## PROBLEM DESCRIPTION
All of the data must be printed exactly; please include every line.

== TASK INPUT

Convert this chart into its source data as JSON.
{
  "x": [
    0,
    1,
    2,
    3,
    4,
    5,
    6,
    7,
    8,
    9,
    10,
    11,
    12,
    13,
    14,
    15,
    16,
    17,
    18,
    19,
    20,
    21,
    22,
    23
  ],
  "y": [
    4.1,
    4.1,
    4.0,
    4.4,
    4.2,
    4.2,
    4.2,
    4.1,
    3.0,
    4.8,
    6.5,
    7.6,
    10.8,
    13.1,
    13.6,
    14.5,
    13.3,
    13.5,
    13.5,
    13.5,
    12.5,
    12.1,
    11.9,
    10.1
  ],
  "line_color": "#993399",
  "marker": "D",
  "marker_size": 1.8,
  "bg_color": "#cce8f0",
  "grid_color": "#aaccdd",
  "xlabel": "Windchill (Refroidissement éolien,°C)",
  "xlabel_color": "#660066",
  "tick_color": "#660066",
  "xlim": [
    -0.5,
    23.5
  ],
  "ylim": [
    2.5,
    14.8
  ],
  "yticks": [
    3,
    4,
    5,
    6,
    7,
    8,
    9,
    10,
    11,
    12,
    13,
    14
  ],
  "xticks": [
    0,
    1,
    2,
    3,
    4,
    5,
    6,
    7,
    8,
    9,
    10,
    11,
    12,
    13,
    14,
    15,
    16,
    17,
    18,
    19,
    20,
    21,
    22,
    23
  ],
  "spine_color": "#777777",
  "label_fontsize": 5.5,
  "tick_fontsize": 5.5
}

====

## THE SOLUTION
Convert this chart into its source data as JSON.
{
  "x": [
    0,
    1,
    2,
    3,
    4,
    5,
    6,
    7,
    8,
    9,
    10,
    11,
    12,
    13,
    14,
    15,
    16,
    17,
    18,
    19,
    20,
    21,
    22,
    23
  ],
  "y": [
    4.1,
    4.1,
    4.0,
    4.4,
    4.2,
    4.2,
    4.2,
    4.1,
    3.0,
    4.8,
    6.5,
    7.6,
    10.8,
    13.1,
    13.6,
    14.5,
    13.3,
    13.5,
    13.5,
    13.5,
    12.5,
    12.1,
    11.9,
    10.1
  ],
  "line_color": "#993399",
  "marker": "D",
  "marker_size": 1.8,
  "bg_color": "#cce8f0",
  "grid_color": "#aaccdd",
  "xlabel": "Windchill (Refroidissement éolien,°C)",
  "xlabel_color": "#660066",
  "tick_color": "#660066",
  "xlim": [
    -0.5,
    23.5
  ],
  "ylim": [
    2.5,
    14.8
  ],
  "yticks": [
    3,
    4,
    5,
    6,
    7,
    8,
    9,
    10,
    11,
    12,
    13,
    14
  ],
  "xticks": [
    0,
    1,
    2,
    3,
    4,
    5,
    6,
    7,
    8,
    9,
    10,
    11,
    12,
    13,
    14,
    15,
    16,
    17,
    18,
    19,
    20,
    21,
    22,
    23
  ],
  "spine_color": "#777777",
  "label_fontsize": 5.5,
  "tick_fontsize": 5.5
}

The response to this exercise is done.